> [Given problem] How many of the lines that follow contain the word "what"? Give only the number.
-- START --
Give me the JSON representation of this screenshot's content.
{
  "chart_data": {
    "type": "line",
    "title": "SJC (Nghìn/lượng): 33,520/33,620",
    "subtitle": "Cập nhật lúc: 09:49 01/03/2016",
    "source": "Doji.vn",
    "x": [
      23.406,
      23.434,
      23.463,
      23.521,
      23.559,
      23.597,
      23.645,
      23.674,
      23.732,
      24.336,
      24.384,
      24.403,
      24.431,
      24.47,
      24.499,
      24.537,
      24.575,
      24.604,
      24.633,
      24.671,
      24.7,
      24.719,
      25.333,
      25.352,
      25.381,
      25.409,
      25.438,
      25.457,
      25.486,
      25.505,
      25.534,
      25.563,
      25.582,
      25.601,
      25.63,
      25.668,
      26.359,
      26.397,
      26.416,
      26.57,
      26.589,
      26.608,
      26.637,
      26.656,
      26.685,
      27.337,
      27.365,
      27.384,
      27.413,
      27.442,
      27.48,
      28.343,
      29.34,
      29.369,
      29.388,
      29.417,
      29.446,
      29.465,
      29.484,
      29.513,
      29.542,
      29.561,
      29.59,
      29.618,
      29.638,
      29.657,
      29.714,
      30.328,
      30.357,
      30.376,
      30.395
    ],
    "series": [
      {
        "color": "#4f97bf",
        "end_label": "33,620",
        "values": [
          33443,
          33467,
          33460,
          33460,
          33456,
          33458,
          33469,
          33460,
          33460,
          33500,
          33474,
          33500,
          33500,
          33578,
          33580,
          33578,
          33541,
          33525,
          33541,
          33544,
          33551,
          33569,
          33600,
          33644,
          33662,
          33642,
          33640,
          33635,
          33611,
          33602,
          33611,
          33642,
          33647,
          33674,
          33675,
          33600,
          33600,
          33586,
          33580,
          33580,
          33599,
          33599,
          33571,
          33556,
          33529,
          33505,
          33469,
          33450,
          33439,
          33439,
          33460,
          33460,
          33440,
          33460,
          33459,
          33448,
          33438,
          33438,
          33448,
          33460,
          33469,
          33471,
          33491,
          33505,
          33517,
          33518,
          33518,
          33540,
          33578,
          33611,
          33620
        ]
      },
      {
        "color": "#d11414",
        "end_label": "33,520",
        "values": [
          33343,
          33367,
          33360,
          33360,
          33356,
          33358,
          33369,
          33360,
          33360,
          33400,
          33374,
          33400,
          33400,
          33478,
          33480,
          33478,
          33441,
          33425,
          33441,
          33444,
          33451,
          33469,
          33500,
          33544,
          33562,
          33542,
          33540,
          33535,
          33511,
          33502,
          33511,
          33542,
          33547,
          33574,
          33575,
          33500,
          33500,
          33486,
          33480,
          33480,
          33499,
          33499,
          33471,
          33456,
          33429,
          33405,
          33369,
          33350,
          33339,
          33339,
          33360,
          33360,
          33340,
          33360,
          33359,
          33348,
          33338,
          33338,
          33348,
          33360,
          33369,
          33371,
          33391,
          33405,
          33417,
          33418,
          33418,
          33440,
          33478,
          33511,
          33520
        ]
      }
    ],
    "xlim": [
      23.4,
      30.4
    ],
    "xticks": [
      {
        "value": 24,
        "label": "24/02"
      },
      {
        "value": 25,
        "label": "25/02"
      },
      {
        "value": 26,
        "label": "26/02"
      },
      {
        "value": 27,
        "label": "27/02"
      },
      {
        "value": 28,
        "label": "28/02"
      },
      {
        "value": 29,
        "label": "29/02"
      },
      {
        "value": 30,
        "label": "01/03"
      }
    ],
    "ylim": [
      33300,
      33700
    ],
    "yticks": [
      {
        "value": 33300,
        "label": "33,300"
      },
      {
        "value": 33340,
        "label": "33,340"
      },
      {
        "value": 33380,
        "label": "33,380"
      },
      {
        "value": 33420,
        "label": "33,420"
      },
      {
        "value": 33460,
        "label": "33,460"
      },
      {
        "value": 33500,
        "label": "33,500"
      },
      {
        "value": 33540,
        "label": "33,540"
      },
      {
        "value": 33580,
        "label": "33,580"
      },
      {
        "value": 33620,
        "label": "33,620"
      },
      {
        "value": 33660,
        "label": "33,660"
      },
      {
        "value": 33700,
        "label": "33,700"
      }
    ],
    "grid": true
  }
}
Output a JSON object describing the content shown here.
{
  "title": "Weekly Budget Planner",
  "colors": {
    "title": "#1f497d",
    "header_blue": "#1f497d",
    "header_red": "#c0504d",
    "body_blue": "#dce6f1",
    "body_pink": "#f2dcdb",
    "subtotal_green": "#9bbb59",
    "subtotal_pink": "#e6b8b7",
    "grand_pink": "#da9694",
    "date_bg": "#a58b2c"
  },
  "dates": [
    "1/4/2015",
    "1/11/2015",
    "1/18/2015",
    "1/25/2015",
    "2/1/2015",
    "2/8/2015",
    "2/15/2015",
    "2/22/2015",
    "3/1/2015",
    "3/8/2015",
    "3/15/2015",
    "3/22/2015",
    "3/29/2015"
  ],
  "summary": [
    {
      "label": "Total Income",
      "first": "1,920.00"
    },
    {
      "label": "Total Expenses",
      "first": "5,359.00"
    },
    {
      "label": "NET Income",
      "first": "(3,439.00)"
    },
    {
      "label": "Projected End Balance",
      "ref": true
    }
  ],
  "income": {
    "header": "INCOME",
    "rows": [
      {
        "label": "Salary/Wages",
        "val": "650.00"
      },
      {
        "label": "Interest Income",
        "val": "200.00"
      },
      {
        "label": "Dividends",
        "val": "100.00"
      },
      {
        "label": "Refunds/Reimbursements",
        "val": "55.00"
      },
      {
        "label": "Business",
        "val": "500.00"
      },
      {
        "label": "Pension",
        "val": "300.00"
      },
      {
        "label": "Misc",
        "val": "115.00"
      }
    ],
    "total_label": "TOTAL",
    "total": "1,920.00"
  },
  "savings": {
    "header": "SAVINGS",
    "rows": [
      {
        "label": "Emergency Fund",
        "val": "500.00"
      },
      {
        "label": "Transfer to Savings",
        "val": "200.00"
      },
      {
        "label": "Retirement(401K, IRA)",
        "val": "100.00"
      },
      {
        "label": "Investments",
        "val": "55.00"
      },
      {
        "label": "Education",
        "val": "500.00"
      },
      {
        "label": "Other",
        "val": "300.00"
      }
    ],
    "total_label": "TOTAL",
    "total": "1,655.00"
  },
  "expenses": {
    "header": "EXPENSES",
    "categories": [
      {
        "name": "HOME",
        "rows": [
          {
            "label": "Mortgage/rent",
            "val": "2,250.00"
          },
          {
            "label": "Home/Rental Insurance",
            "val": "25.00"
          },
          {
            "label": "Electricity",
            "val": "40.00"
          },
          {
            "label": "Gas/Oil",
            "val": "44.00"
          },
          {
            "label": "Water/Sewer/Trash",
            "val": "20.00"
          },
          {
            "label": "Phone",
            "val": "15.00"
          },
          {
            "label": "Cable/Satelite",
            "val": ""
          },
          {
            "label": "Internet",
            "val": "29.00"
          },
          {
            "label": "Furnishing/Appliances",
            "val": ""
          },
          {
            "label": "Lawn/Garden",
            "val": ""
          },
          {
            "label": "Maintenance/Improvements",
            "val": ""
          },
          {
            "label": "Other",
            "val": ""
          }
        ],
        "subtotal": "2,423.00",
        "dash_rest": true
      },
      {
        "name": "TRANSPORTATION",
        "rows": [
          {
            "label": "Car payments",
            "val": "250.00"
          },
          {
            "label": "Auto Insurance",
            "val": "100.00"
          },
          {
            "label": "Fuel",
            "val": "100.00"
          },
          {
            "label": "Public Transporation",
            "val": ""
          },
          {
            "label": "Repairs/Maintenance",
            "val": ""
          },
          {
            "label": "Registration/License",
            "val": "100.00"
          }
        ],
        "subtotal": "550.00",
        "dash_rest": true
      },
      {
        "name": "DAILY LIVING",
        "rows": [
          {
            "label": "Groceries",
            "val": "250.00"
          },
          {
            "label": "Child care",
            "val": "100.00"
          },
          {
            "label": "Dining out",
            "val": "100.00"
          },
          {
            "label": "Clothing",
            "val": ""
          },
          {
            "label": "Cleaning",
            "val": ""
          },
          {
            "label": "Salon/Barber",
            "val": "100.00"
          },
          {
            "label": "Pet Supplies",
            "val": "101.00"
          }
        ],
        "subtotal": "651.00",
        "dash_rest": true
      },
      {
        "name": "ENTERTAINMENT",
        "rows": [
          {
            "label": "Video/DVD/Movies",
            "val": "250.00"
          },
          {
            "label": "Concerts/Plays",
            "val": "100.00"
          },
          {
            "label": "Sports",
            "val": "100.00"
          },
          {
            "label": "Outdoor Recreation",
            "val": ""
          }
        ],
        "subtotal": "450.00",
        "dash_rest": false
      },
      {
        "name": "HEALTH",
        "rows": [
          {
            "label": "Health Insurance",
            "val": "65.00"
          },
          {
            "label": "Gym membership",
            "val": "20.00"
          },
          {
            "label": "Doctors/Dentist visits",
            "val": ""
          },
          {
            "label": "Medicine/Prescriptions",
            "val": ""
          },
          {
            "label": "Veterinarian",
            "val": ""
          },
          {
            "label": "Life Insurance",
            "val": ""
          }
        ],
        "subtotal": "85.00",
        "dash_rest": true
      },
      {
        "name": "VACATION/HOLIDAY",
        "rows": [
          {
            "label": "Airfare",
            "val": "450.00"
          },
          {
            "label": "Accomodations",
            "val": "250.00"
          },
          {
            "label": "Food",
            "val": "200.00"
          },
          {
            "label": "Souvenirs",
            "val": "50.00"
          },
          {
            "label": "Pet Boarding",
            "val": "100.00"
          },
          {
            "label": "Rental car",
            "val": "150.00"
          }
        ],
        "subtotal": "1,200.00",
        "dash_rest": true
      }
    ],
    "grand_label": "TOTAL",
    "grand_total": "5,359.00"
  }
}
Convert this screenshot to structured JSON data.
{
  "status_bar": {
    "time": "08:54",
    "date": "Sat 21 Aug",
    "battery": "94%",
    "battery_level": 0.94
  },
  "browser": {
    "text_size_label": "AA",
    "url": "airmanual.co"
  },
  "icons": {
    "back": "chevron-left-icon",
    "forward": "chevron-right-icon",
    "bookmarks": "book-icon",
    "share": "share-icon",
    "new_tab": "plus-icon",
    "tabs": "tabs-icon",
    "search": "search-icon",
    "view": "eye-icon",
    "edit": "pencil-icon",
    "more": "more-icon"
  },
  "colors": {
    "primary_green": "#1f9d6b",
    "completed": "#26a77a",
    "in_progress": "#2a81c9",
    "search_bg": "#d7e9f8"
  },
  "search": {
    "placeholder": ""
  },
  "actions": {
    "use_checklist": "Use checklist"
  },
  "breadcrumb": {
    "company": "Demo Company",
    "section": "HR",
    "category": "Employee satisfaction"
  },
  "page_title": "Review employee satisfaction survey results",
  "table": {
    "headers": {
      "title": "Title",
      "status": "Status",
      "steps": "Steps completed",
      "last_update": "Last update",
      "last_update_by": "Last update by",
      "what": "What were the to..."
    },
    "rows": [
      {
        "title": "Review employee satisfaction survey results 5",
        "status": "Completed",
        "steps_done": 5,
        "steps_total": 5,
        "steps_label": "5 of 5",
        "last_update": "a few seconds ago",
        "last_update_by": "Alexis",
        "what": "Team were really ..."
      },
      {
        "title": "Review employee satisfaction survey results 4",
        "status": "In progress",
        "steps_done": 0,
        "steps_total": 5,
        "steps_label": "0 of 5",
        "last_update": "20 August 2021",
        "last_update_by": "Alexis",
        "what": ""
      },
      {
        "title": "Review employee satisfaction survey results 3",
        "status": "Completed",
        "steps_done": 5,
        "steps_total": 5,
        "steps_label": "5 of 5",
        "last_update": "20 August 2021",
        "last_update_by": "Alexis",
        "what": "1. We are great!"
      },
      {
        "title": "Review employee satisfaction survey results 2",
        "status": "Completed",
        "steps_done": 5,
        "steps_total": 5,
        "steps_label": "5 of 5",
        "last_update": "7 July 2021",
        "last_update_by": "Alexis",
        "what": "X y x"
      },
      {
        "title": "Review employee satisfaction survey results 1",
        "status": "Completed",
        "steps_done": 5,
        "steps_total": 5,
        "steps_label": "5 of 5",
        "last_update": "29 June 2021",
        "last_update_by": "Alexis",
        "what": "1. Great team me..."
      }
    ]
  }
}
-- END --
> [Response to the task] 6